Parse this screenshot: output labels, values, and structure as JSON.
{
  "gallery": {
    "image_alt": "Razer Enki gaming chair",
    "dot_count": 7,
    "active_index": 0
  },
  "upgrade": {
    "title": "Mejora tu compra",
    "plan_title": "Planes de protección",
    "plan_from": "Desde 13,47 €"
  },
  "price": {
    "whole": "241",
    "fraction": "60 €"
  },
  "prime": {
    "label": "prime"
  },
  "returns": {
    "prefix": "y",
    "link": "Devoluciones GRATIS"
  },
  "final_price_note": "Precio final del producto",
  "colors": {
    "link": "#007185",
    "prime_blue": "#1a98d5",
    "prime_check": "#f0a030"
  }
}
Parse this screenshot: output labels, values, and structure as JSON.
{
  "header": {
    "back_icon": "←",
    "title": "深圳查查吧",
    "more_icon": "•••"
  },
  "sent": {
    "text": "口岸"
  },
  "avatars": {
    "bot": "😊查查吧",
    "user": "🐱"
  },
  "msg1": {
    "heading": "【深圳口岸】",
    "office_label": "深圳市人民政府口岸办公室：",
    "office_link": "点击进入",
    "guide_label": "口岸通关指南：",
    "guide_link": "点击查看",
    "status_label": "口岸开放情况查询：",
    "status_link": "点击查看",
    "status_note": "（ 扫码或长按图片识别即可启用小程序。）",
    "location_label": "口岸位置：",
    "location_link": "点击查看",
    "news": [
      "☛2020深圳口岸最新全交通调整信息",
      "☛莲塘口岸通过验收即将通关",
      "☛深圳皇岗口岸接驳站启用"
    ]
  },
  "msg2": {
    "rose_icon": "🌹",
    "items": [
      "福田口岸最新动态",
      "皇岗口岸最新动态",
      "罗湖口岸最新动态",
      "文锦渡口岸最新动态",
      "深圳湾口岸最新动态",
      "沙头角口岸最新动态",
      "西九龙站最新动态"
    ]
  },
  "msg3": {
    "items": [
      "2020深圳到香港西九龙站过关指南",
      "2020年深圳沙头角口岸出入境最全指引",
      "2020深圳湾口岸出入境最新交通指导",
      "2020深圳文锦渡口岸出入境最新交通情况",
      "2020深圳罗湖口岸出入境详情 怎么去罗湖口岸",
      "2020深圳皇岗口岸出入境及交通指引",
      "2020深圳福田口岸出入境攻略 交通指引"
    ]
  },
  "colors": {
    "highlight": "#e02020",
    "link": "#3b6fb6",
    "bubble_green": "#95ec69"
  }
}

-*-

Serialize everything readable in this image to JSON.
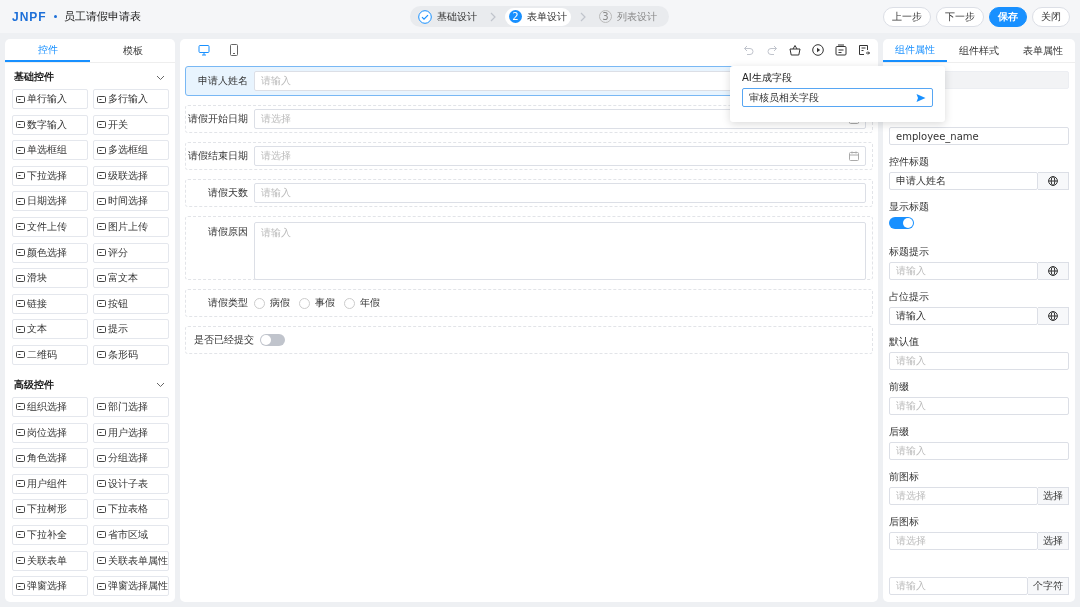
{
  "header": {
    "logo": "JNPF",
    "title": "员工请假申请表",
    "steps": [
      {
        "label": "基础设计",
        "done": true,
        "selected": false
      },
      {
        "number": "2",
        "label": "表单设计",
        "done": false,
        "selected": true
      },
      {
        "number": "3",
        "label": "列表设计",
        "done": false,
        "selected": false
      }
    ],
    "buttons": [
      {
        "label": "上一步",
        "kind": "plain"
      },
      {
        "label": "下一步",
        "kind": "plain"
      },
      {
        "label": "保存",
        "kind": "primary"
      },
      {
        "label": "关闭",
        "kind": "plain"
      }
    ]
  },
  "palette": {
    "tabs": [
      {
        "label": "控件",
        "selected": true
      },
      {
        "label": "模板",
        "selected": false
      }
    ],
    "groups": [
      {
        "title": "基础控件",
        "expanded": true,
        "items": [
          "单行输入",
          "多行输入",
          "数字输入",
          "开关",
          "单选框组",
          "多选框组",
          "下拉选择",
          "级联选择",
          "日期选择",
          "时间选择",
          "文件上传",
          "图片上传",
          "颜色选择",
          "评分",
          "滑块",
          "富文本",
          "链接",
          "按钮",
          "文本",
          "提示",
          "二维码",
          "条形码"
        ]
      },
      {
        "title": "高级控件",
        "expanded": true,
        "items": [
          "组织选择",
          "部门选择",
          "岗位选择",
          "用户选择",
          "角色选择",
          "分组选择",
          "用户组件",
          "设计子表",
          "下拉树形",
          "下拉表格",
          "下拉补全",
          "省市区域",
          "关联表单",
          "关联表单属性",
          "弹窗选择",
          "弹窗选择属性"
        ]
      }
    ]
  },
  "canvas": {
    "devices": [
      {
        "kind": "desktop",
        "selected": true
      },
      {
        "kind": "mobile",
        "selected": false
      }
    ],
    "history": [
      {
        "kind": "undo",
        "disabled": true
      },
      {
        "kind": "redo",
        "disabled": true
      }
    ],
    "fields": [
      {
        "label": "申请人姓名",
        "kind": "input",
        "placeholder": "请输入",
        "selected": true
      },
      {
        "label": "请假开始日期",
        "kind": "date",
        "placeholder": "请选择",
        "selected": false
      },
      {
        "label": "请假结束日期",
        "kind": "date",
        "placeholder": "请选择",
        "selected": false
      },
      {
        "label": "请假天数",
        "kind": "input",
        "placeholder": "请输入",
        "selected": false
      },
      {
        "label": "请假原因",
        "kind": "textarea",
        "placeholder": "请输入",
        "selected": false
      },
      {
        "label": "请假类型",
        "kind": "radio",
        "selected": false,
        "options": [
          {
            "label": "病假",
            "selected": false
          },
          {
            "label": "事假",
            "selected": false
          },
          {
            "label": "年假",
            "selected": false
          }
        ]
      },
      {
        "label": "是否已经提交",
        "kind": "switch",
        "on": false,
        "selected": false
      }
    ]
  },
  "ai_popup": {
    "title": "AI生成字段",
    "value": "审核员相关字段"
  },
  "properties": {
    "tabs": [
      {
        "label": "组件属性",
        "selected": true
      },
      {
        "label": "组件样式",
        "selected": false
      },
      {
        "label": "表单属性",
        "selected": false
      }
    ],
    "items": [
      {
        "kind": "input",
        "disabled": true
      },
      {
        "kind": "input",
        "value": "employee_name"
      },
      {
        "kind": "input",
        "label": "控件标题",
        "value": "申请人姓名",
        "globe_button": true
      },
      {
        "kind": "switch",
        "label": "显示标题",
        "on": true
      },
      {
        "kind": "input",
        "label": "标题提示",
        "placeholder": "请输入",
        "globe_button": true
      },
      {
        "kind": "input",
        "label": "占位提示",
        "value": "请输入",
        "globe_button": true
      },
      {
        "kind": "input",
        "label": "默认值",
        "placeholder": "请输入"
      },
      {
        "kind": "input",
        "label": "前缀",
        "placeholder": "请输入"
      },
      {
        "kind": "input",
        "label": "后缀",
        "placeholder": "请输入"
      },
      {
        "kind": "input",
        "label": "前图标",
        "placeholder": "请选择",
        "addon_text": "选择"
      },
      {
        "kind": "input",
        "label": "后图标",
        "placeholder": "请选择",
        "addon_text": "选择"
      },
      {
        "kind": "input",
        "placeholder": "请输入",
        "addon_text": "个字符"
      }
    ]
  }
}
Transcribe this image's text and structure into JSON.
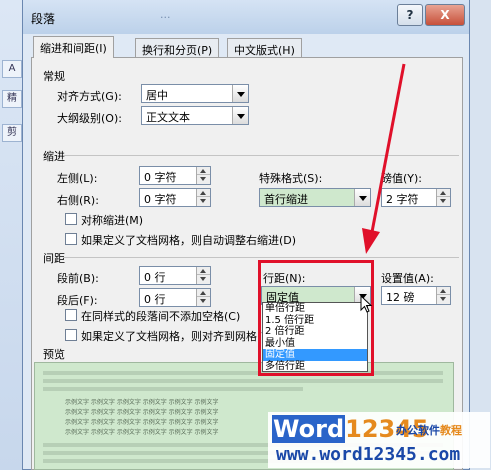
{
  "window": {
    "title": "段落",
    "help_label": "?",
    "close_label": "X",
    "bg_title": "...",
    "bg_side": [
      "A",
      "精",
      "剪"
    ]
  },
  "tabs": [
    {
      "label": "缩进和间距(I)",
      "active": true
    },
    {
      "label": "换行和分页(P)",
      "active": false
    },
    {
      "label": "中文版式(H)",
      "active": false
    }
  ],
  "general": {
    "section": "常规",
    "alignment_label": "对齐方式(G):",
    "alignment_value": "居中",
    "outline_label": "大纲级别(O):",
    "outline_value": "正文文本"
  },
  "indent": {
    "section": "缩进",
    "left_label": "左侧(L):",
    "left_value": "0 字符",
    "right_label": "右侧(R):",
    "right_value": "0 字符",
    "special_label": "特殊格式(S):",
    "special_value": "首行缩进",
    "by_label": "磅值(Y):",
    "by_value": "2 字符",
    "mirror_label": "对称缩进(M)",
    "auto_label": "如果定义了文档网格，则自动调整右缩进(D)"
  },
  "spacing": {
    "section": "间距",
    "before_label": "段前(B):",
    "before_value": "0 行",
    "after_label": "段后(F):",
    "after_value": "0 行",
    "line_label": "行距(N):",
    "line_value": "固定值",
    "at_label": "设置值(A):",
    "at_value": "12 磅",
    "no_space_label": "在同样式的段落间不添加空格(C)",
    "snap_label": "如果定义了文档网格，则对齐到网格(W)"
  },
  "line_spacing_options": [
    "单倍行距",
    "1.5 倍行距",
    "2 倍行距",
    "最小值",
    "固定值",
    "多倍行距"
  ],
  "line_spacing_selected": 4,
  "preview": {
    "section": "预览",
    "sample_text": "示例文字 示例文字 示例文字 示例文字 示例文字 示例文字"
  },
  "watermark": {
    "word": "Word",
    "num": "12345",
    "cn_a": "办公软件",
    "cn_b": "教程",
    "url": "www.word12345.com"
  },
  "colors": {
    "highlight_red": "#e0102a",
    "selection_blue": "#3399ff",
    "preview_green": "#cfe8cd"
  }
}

-*-

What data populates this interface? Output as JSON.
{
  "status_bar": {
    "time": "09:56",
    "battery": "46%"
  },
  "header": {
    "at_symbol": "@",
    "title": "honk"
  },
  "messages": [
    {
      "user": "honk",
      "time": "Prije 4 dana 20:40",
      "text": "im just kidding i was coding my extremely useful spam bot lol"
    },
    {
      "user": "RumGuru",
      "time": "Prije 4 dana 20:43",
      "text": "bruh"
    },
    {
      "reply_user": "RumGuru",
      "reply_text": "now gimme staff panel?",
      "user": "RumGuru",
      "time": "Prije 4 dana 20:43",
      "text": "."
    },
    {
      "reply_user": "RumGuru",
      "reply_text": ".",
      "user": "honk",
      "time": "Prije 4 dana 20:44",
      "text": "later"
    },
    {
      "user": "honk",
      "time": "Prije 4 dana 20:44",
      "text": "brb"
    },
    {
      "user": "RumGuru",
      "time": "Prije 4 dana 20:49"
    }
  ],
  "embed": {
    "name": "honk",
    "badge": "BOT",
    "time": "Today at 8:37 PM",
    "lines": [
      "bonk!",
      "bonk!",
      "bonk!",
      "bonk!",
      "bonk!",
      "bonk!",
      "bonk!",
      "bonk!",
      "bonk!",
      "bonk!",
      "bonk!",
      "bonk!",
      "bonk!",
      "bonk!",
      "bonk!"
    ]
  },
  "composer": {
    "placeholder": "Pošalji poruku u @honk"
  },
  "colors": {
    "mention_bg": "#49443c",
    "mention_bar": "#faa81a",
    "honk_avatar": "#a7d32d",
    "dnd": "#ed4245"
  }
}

-*-

§ **Exercise brief**: List all lines in the material containing the string "如果定义了文档网格".

§ **Right answer**:
    "auto_label": "如果定义了文档网格，则自动调整右缩进(D)"
    "snap_label": "如果定义了文档网格，则对齐到网格(W)"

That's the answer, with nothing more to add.